What you should do: Check every line of the material below for "name". Give the number of lines that have it, and only that.

═══ Input records

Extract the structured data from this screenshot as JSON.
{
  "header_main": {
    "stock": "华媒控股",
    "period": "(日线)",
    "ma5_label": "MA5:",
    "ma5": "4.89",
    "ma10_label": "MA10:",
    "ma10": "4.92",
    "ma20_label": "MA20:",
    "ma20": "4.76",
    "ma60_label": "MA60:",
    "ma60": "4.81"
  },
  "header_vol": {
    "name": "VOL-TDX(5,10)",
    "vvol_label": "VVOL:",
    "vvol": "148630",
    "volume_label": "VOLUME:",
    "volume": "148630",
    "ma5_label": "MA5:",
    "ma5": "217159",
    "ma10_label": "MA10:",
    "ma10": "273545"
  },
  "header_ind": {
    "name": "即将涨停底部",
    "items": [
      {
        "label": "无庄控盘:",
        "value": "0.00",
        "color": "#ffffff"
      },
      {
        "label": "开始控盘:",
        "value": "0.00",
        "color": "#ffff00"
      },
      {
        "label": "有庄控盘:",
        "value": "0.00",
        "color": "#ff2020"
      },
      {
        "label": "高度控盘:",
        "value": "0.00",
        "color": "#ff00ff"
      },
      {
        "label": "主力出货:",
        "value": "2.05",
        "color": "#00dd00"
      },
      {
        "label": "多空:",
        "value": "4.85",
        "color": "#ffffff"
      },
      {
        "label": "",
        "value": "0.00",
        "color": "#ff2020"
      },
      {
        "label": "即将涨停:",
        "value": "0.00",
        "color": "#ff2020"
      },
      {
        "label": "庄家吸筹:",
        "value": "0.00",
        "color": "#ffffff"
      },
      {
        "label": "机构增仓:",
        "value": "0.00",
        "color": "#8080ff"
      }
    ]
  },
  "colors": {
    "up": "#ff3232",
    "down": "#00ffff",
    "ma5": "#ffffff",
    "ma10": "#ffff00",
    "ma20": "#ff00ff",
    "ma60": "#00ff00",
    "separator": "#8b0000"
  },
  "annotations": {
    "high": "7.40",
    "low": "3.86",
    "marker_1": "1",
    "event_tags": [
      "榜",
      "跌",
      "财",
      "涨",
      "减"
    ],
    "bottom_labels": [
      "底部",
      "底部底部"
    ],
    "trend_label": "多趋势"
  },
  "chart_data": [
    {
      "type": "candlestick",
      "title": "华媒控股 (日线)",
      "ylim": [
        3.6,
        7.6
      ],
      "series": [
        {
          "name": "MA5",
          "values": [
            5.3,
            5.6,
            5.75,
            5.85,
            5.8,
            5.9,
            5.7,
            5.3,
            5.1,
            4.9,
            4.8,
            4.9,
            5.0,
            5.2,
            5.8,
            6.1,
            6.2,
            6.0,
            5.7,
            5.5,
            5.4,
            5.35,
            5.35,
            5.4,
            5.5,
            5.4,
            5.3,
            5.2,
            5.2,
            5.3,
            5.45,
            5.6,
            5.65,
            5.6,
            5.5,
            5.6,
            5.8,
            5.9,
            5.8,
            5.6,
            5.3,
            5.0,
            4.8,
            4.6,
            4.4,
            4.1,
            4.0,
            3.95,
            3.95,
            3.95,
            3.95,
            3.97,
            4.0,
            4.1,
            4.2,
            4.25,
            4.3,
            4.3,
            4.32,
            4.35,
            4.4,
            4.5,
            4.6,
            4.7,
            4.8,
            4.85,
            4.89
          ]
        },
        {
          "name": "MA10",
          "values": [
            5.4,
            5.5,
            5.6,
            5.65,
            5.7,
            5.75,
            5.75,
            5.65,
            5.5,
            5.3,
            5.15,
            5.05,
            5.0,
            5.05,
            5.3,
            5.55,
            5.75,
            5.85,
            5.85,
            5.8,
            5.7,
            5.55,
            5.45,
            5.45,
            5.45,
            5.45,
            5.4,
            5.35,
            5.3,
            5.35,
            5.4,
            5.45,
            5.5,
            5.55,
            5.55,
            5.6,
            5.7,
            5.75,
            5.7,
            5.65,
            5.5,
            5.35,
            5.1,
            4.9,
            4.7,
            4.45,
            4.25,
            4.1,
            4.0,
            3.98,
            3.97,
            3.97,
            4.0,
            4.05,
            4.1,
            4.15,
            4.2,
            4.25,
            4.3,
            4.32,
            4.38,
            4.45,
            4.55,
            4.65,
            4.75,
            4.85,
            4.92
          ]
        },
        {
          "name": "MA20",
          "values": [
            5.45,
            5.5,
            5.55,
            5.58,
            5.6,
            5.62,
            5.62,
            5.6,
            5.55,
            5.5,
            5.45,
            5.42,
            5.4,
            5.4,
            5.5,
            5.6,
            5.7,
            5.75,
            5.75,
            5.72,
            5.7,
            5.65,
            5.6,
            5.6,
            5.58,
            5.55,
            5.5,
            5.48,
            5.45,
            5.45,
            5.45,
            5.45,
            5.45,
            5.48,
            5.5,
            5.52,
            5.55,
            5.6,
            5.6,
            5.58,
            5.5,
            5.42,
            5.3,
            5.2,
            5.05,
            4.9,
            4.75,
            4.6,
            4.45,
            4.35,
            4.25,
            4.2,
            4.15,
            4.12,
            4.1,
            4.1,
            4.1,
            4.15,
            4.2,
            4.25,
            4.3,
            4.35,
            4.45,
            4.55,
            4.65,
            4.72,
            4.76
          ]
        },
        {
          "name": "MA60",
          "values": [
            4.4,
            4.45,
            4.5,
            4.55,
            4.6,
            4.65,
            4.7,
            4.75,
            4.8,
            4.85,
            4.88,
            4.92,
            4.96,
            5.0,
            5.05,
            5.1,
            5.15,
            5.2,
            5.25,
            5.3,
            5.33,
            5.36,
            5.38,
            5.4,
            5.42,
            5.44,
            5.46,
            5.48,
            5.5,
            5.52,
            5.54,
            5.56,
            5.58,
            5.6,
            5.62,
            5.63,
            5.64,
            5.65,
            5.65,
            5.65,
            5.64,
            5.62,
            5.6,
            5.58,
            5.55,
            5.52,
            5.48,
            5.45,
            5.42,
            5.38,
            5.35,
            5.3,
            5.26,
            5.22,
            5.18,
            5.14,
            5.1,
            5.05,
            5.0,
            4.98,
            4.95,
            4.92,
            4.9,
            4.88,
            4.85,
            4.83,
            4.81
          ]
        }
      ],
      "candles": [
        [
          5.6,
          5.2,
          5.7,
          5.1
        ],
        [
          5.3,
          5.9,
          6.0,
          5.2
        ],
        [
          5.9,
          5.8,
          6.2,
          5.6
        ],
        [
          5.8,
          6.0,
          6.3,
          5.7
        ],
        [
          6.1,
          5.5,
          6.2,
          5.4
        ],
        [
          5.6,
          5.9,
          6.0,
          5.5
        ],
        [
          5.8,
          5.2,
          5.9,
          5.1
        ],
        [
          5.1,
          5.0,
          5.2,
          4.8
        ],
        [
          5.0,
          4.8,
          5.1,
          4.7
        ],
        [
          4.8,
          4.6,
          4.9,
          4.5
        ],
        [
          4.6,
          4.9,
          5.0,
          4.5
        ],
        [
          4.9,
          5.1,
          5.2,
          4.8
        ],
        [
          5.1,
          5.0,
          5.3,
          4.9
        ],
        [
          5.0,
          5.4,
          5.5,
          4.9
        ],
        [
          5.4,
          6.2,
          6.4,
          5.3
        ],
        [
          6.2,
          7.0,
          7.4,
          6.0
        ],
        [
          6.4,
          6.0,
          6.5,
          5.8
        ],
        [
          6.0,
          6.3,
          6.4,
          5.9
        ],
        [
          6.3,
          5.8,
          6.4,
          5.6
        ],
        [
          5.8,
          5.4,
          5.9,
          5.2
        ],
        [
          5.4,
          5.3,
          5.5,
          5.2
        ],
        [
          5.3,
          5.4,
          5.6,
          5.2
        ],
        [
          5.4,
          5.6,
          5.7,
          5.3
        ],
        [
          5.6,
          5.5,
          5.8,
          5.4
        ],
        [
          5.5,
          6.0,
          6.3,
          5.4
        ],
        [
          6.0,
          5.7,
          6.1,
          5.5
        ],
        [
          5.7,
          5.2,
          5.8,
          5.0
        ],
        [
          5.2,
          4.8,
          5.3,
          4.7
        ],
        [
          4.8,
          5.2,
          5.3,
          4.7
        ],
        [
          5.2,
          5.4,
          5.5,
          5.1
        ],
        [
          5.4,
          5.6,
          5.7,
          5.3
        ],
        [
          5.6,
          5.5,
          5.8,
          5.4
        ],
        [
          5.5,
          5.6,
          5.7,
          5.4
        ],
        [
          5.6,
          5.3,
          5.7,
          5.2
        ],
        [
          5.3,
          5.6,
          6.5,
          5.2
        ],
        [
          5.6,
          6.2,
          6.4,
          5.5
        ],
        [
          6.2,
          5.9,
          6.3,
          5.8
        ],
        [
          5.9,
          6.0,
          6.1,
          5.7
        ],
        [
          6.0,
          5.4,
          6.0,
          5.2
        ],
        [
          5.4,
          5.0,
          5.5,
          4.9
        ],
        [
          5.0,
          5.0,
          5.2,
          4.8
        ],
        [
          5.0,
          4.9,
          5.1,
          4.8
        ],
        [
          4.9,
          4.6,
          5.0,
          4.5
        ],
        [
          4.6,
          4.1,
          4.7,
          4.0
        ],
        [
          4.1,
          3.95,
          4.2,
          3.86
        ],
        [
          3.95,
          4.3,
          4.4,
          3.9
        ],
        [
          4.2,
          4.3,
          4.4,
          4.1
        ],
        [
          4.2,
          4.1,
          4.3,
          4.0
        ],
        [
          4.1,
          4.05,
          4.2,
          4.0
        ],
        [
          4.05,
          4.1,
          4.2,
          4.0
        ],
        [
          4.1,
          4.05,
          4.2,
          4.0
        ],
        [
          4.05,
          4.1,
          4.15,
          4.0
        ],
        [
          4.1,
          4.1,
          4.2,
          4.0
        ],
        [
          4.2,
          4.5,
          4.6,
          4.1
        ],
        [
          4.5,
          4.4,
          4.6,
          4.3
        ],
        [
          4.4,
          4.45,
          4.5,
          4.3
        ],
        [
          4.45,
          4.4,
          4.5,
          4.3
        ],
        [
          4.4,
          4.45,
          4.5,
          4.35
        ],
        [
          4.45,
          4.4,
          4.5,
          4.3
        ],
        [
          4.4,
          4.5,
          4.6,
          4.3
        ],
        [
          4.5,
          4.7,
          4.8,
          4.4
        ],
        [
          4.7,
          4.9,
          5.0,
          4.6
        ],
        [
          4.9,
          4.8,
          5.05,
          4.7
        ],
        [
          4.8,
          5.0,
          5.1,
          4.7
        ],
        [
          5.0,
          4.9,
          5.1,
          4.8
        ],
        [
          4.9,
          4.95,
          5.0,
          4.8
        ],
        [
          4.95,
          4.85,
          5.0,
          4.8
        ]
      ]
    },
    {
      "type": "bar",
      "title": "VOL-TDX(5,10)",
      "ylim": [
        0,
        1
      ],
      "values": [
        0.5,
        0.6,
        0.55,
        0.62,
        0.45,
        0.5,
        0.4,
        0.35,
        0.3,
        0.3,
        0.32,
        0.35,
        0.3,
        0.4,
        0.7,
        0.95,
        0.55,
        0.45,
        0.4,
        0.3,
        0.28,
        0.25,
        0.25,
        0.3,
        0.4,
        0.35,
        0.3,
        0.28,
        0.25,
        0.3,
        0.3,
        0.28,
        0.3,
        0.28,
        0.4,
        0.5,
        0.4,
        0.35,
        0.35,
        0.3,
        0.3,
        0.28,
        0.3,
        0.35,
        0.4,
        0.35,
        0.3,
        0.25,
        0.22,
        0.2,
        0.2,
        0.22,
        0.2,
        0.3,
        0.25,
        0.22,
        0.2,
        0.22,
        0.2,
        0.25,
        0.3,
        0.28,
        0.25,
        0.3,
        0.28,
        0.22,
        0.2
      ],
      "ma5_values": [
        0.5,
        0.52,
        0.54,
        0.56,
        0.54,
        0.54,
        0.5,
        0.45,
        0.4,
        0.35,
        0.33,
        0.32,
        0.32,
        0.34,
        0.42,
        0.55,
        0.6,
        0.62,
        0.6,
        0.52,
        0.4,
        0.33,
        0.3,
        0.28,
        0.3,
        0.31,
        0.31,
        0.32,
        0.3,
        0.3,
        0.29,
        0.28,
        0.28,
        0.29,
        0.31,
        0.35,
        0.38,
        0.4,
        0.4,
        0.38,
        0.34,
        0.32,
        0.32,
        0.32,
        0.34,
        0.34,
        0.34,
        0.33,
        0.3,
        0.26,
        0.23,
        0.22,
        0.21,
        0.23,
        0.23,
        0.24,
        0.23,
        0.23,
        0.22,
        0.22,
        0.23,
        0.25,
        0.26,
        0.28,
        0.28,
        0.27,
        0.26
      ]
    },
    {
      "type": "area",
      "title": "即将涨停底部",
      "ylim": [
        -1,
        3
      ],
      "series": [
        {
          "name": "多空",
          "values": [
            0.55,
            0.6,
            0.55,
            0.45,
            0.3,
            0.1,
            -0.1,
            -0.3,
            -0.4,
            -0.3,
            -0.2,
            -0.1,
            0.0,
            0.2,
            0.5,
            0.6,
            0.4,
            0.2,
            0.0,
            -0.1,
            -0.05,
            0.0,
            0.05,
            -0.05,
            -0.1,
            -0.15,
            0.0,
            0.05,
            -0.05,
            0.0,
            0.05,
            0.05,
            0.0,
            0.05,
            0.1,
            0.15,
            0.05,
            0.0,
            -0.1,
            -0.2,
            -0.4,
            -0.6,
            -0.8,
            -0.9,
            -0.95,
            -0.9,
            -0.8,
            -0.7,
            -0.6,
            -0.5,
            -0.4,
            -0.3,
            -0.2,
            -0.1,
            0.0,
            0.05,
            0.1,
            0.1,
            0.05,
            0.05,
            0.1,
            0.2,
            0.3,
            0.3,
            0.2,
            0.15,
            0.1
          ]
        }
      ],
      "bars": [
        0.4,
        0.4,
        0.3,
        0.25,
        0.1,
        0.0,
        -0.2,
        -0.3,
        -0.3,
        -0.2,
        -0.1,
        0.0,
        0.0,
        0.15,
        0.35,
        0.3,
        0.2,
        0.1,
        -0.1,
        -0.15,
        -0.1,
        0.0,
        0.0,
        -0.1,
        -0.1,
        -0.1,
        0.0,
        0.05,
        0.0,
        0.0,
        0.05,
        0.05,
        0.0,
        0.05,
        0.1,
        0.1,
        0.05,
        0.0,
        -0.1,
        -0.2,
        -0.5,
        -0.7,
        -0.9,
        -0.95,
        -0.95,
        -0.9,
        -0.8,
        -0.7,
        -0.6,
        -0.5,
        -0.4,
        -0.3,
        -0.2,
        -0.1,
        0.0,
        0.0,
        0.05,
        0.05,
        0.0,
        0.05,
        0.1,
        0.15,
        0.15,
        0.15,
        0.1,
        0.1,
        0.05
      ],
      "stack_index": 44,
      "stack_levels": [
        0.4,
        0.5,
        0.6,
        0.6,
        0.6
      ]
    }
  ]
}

══════

Reply to the exercise: 7